▶ DIRECTIONS
Make a tally of the lines in the records that include the string "represents", and give only that number.

=====

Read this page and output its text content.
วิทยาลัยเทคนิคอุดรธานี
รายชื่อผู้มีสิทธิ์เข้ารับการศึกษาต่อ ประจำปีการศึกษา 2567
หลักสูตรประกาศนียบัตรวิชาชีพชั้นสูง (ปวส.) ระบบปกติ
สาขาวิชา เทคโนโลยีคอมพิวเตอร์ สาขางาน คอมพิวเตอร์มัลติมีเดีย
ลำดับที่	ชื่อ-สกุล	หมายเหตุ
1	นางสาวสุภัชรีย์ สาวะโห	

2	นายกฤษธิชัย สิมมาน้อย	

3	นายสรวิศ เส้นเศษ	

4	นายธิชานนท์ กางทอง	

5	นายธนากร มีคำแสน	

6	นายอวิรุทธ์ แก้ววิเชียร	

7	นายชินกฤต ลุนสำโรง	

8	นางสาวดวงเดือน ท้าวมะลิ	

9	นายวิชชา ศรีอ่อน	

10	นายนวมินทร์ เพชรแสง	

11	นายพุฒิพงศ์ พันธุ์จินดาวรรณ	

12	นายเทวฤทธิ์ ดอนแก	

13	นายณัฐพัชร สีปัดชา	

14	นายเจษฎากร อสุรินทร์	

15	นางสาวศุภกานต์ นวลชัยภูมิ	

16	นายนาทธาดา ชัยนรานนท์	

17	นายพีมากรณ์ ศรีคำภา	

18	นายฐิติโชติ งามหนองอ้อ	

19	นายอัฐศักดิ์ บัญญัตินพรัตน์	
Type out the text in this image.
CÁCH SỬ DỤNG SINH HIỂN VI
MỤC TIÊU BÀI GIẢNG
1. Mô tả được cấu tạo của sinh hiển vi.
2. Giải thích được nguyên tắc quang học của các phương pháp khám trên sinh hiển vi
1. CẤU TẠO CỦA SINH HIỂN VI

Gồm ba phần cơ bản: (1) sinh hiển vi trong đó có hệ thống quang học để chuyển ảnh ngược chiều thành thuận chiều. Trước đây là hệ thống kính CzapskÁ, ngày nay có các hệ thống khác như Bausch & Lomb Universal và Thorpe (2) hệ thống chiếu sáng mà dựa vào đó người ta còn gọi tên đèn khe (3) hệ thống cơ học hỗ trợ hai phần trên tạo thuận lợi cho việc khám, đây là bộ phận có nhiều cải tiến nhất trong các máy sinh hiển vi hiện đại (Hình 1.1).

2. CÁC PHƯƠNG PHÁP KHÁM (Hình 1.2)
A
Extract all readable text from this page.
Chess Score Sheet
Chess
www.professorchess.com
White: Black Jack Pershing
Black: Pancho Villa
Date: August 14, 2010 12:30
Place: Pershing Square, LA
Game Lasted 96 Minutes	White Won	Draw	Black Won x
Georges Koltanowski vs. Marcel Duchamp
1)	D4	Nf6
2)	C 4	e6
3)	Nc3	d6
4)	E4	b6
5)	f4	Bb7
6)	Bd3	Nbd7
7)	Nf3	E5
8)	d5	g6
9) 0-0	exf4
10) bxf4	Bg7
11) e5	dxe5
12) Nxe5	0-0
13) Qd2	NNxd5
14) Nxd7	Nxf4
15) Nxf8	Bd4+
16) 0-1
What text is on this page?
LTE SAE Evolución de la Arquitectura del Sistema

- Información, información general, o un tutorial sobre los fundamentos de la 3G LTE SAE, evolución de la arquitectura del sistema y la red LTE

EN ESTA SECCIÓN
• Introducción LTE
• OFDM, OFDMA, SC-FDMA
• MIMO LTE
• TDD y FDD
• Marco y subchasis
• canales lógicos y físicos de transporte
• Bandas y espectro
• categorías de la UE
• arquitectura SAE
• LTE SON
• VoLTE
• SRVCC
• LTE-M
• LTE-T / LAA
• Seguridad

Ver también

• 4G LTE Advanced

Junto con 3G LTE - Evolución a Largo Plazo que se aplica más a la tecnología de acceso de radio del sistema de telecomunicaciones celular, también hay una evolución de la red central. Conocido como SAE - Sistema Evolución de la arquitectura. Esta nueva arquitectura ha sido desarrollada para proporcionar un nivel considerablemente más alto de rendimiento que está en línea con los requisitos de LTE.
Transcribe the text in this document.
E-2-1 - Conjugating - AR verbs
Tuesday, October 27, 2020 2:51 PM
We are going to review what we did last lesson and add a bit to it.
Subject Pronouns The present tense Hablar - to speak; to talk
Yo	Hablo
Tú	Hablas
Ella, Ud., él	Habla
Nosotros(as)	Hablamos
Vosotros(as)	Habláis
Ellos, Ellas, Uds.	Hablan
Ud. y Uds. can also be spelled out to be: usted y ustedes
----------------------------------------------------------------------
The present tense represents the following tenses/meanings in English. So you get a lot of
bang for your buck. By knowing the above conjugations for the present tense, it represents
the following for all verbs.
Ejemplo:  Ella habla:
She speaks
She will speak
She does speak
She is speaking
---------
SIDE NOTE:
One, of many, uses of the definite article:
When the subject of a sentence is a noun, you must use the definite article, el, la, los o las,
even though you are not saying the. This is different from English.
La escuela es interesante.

=====

▶ RESPONSE TO THE TASK
2